— start of Records for the task —

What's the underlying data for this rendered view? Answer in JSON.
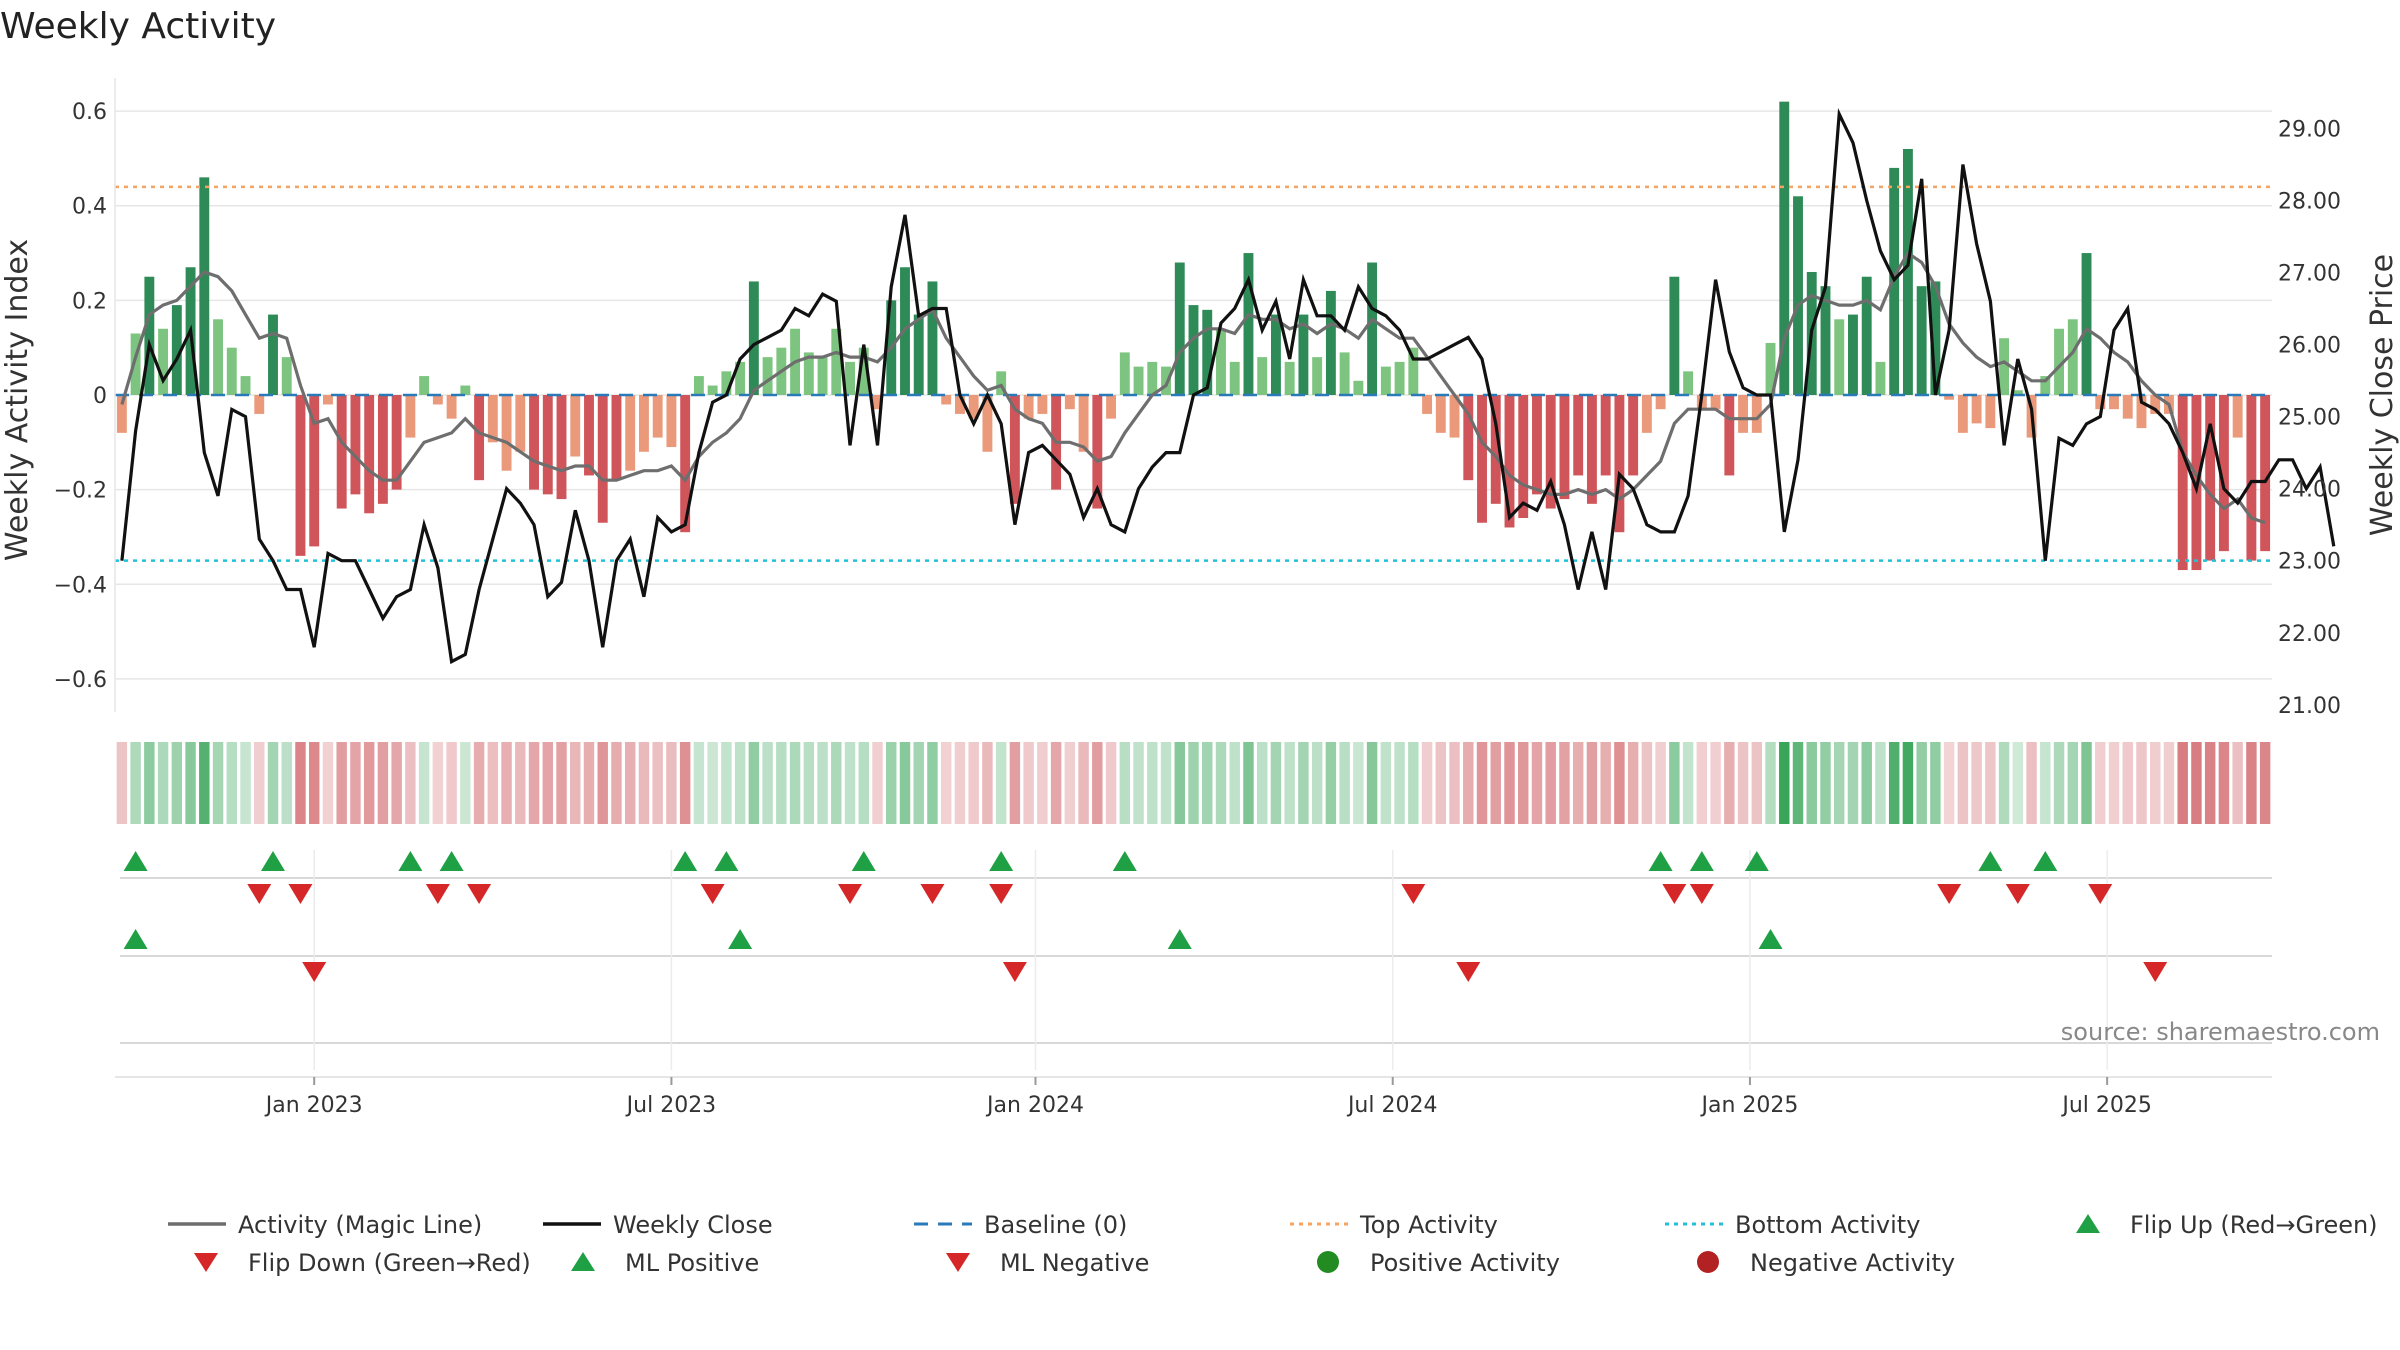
{
  "chart_data": {
    "type": "bar",
    "title": "Weekly Activity",
    "ylabel": "Weekly Activity Index",
    "y2label": "Weekly Close Price",
    "source": "source: sharemaestro.com",
    "ylim": [
      -0.67,
      0.67
    ],
    "y2lim": [
      20.9,
      29.7
    ],
    "yticks": [
      -0.6,
      -0.4,
      -0.2,
      0,
      0.2,
      0.4,
      0.6
    ],
    "ytick_labels": [
      "−0.6",
      "−0.4",
      "−0.2",
      "0",
      "0.2",
      "0.4",
      "0.6"
    ],
    "y2ticks": [
      21,
      22,
      23,
      24,
      25,
      26,
      27,
      28,
      29
    ],
    "y2tick_labels": [
      "21.00",
      "22.00",
      "23.00",
      "24.00",
      "25.00",
      "26.00",
      "27.00",
      "28.00",
      "29.00"
    ],
    "xlim": [
      0,
      157
    ],
    "xticks": [
      14.5,
      40.5,
      67,
      93,
      119,
      145
    ],
    "xtick_labels": [
      "Jan 2023",
      "Jul 2023",
      "Jan 2024",
      "Jul 2024",
      "Jan 2025",
      "Jul 2025"
    ],
    "top_activity": 0.44,
    "bottom_activity": -0.35,
    "activity": [
      -0.08,
      0.13,
      0.25,
      0.14,
      0.19,
      0.27,
      0.46,
      0.16,
      0.1,
      0.04,
      -0.04,
      0.17,
      0.08,
      -0.34,
      -0.32,
      -0.02,
      -0.24,
      -0.21,
      -0.25,
      -0.23,
      -0.2,
      -0.09,
      0.04,
      -0.02,
      -0.05,
      0.02,
      -0.18,
      -0.1,
      -0.16,
      -0.12,
      -0.2,
      -0.21,
      -0.22,
      -0.13,
      -0.17,
      -0.27,
      -0.18,
      -0.16,
      -0.12,
      -0.09,
      -0.11,
      -0.29,
      0.04,
      0.02,
      0.05,
      0.07,
      0.24,
      0.08,
      0.1,
      0.14,
      0.09,
      0.08,
      0.14,
      0.07,
      0.1,
      -0.03,
      0.2,
      0.27,
      0.17,
      0.24,
      -0.02,
      -0.04,
      -0.05,
      -0.12,
      0.05,
      -0.23,
      -0.05,
      -0.04,
      -0.2,
      -0.03,
      -0.12,
      -0.24,
      -0.05,
      0.09,
      0.06,
      0.07,
      0.06,
      0.28,
      0.19,
      0.18,
      0.14,
      0.07,
      0.3,
      0.08,
      0.17,
      0.07,
      0.17,
      0.08,
      0.22,
      0.09,
      0.03,
      0.28,
      0.06,
      0.07,
      0.1,
      -0.04,
      -0.08,
      -0.09,
      -0.18,
      -0.27,
      -0.23,
      -0.28,
      -0.26,
      -0.21,
      -0.24,
      -0.22,
      -0.17,
      -0.23,
      -0.17,
      -0.29,
      -0.17,
      -0.08,
      -0.03,
      0.25,
      0.05,
      -0.03,
      -0.03,
      -0.17,
      -0.08,
      -0.08,
      0.11,
      0.62,
      0.42,
      0.26,
      0.23,
      0.16,
      0.17,
      0.25,
      0.07,
      0.48,
      0.52,
      0.23,
      0.24,
      -0.01,
      -0.08,
      -0.06,
      -0.07,
      0.12,
      0.01,
      -0.09,
      0.04,
      0.14,
      0.16,
      0.3,
      -0.03,
      -0.03,
      -0.05,
      -0.07,
      -0.04,
      -0.04,
      -0.37,
      -0.37,
      -0.35,
      -0.33,
      -0.09,
      -0.35,
      -0.33
    ],
    "magic_line": [
      -0.02,
      0.08,
      0.17,
      0.19,
      0.2,
      0.23,
      0.26,
      0.25,
      0.22,
      0.17,
      0.12,
      0.13,
      0.12,
      0.02,
      -0.06,
      -0.05,
      -0.1,
      -0.13,
      -0.16,
      -0.18,
      -0.18,
      -0.14,
      -0.1,
      -0.09,
      -0.08,
      -0.05,
      -0.08,
      -0.09,
      -0.1,
      -0.12,
      -0.14,
      -0.15,
      -0.16,
      -0.15,
      -0.15,
      -0.18,
      -0.18,
      -0.17,
      -0.16,
      -0.16,
      -0.15,
      -0.18,
      -0.13,
      -0.1,
      -0.08,
      -0.05,
      0.01,
      0.03,
      0.05,
      0.07,
      0.08,
      0.08,
      0.09,
      0.08,
      0.08,
      0.07,
      0.1,
      0.14,
      0.16,
      0.18,
      0.12,
      0.08,
      0.04,
      0.01,
      0.02,
      -0.03,
      -0.05,
      -0.06,
      -0.1,
      -0.1,
      -0.11,
      -0.14,
      -0.13,
      -0.08,
      -0.04,
      0.0,
      0.02,
      0.09,
      0.12,
      0.14,
      0.14,
      0.13,
      0.17,
      0.16,
      0.16,
      0.14,
      0.15,
      0.13,
      0.15,
      0.14,
      0.12,
      0.16,
      0.14,
      0.12,
      0.12,
      0.08,
      0.04,
      0.0,
      -0.04,
      -0.1,
      -0.13,
      -0.17,
      -0.19,
      -0.2,
      -0.21,
      -0.21,
      -0.2,
      -0.21,
      -0.2,
      -0.22,
      -0.2,
      -0.17,
      -0.14,
      -0.06,
      -0.03,
      -0.03,
      -0.03,
      -0.05,
      -0.05,
      -0.05,
      -0.02,
      0.12,
      0.19,
      0.21,
      0.2,
      0.19,
      0.19,
      0.2,
      0.18,
      0.25,
      0.3,
      0.28,
      0.23,
      0.15,
      0.11,
      0.08,
      0.06,
      0.07,
      0.05,
      0.03,
      0.03,
      0.06,
      0.09,
      0.14,
      0.12,
      0.09,
      0.07,
      0.03,
      0.0,
      -0.02,
      -0.12,
      -0.17,
      -0.21,
      -0.24,
      -0.22,
      -0.26,
      -0.27
    ],
    "weekly_close": [
      23.0,
      24.8,
      26.0,
      25.5,
      25.8,
      26.2,
      24.5,
      23.9,
      25.1,
      25.0,
      23.3,
      23.0,
      22.6,
      22.6,
      21.8,
      23.1,
      23.0,
      23.0,
      22.6,
      22.2,
      22.5,
      22.6,
      23.5,
      22.9,
      21.6,
      21.7,
      22.6,
      23.3,
      24.0,
      23.8,
      23.5,
      22.5,
      22.7,
      23.7,
      23.0,
      21.8,
      23.0,
      23.3,
      22.5,
      23.6,
      23.4,
      23.5,
      24.5,
      25.2,
      25.3,
      25.8,
      26.0,
      26.1,
      26.2,
      26.5,
      26.4,
      26.7,
      26.6,
      24.6,
      26.0,
      24.6,
      26.8,
      27.8,
      26.4,
      26.5,
      26.5,
      25.3,
      24.9,
      25.3,
      24.9,
      23.5,
      24.5,
      24.6,
      24.4,
      24.2,
      23.6,
      24.0,
      23.5,
      23.4,
      24.0,
      24.3,
      24.5,
      24.5,
      25.3,
      25.4,
      26.3,
      26.5,
      26.9,
      26.2,
      26.6,
      25.8,
      26.9,
      26.4,
      26.4,
      26.2,
      26.8,
      26.5,
      26.4,
      26.2,
      25.8,
      25.8,
      25.9,
      26.0,
      26.1,
      25.8,
      24.9,
      23.6,
      23.8,
      23.7,
      24.1,
      23.5,
      22.6,
      23.4,
      22.6,
      24.2,
      24.0,
      23.5,
      23.4,
      23.4,
      23.9,
      25.3,
      26.9,
      25.9,
      25.4,
      25.3,
      25.3,
      23.4,
      24.4,
      26.2,
      26.8,
      29.2,
      28.8,
      28.0,
      27.3,
      26.9,
      27.1,
      28.3,
      25.3,
      26.2,
      28.5,
      27.4,
      26.6,
      24.6,
      25.8,
      25.1,
      23.0,
      24.7,
      24.6,
      24.9,
      25.0,
      26.2,
      26.5,
      25.2,
      25.1,
      24.9,
      24.5,
      24.0,
      24.9,
      24.0,
      23.8,
      24.1,
      24.1,
      24.4,
      24.4,
      24.0,
      24.3,
      23.2
    ],
    "flip_up_weeks": [
      1,
      11,
      21,
      24,
      41,
      44,
      54,
      64,
      73,
      112,
      115,
      119,
      136,
      140
    ],
    "flip_down_weeks": [
      10,
      13,
      23,
      26,
      43,
      53,
      59,
      64,
      94,
      113,
      115,
      133,
      138,
      144
    ],
    "ml_positive_weeks": [
      1,
      45,
      77,
      120
    ],
    "ml_negative_weeks": [
      14,
      65,
      98,
      148
    ],
    "legend": [
      {
        "label": "Activity (Magic Line)",
        "style": "line",
        "color": "#6e6e6e"
      },
      {
        "label": "Weekly Close",
        "style": "line",
        "color": "#111111"
      },
      {
        "label": "Baseline (0)",
        "style": "dash",
        "color": "#2a7ab9"
      },
      {
        "label": "Top Activity",
        "style": "dot",
        "color": "#f4a460"
      },
      {
        "label": "Bottom Activity",
        "style": "dot",
        "color": "#22c1d6"
      },
      {
        "label": "Flip Up (Red→Green)",
        "style": "tri-up",
        "color": "#1fa044"
      },
      {
        "label": "Flip Down (Green→Red)",
        "style": "tri-down",
        "color": "#d62728"
      },
      {
        "label": "ML Positive",
        "style": "tri-up",
        "color": "#1fa044"
      },
      {
        "label": "ML Negative",
        "style": "tri-down",
        "color": "#d62728"
      },
      {
        "label": "Positive Activity",
        "style": "circle",
        "color": "#228b22"
      },
      {
        "label": "Negative Activity",
        "style": "circle",
        "color": "#b22222"
      }
    ],
    "colors": {
      "pos_strong": "#2e8b57",
      "pos_weak": "#7cc47f",
      "neg_strong": "#d0555a",
      "neg_weak": "#ea9a7b",
      "grid": "#e6e6e6",
      "axis": "#999999"
    }
  }
}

— end of Records for the task —

Written task. State how many lines include the string "Green". Give no other information.

Exercise answer. 2